__AIM__.
Provide only the number of lines in the data below that contain the string "JSON".

Extracted data entries
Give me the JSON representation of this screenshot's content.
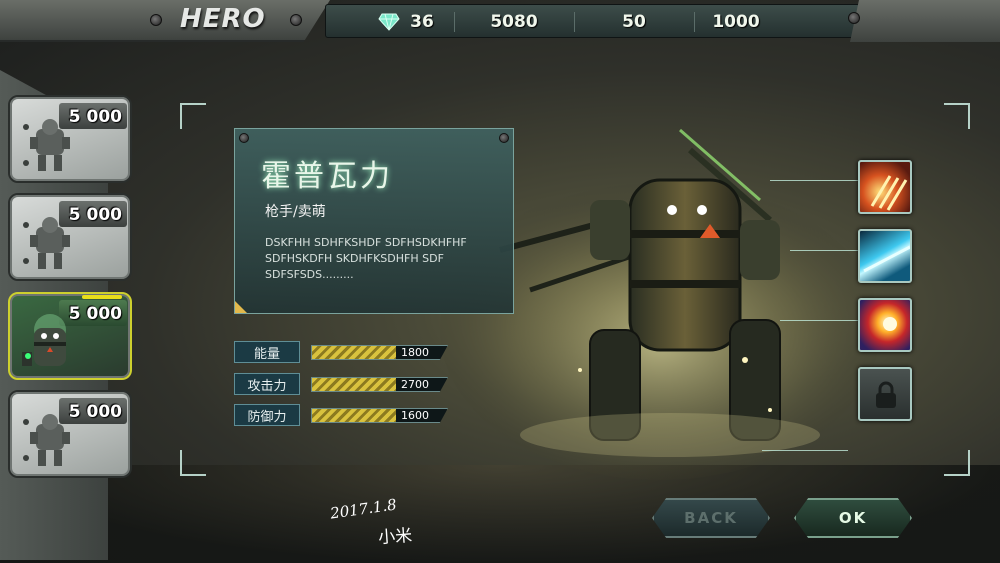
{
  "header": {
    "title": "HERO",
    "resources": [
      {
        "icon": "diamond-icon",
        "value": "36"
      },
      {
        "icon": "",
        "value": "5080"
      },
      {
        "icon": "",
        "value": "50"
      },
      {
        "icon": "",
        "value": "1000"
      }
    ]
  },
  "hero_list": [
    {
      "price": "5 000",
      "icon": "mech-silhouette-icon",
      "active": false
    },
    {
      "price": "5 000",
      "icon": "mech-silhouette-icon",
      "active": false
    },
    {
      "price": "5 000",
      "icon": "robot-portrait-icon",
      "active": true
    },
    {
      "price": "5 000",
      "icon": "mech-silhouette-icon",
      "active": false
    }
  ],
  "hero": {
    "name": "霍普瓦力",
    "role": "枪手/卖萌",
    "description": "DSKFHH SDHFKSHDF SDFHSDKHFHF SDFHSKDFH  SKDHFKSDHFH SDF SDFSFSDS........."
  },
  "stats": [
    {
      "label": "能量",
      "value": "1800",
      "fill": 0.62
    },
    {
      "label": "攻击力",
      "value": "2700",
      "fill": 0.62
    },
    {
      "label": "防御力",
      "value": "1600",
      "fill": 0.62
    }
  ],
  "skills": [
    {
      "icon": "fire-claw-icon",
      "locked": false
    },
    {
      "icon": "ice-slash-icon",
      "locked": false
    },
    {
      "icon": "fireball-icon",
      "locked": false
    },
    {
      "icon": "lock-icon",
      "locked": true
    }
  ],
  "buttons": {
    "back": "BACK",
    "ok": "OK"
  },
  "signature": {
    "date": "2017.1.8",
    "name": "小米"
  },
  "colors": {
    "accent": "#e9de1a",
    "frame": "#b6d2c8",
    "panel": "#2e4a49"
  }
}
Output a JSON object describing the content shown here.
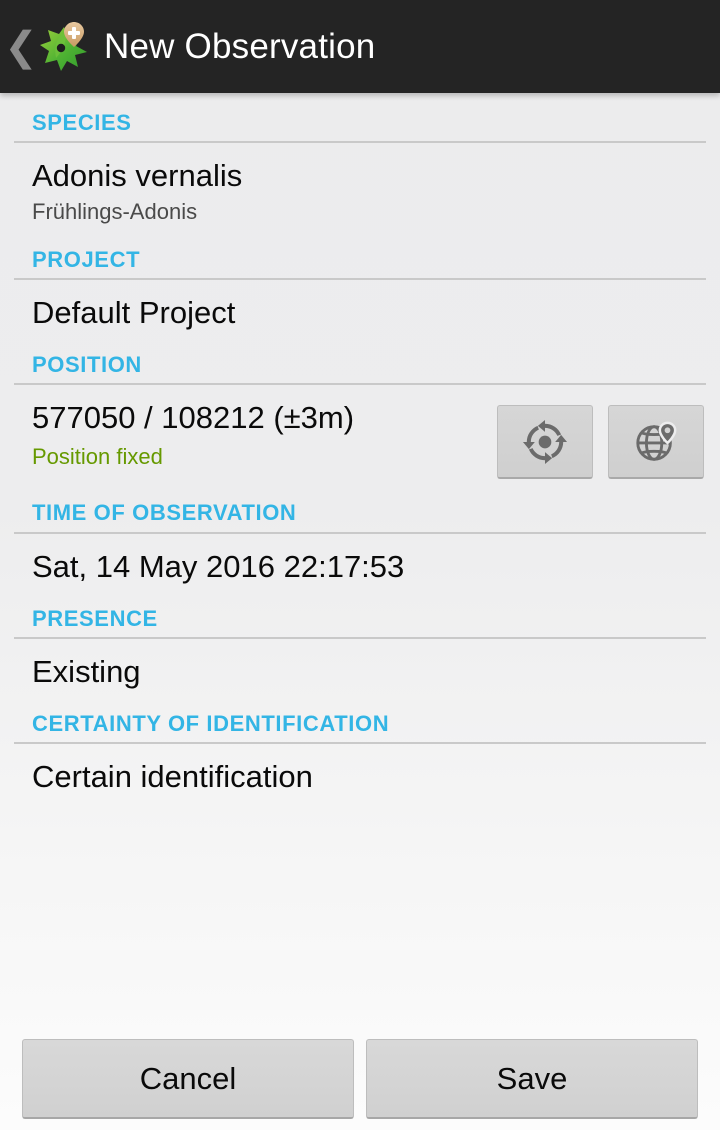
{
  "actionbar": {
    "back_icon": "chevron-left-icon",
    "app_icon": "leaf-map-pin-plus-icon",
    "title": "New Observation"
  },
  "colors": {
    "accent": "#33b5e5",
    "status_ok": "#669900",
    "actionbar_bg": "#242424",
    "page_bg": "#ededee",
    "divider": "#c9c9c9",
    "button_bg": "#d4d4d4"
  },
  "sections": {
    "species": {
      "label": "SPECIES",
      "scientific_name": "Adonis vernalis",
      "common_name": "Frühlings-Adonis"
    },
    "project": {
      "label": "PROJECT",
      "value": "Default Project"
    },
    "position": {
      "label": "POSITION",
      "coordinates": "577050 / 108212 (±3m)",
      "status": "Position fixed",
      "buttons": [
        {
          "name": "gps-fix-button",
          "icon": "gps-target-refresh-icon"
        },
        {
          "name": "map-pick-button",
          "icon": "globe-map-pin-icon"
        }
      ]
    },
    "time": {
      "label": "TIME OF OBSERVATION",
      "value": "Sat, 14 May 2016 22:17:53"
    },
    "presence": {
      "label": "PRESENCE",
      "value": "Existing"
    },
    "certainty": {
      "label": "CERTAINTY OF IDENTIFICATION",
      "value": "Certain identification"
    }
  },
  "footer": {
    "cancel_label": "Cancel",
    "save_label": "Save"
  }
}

__RESPONSE__.
2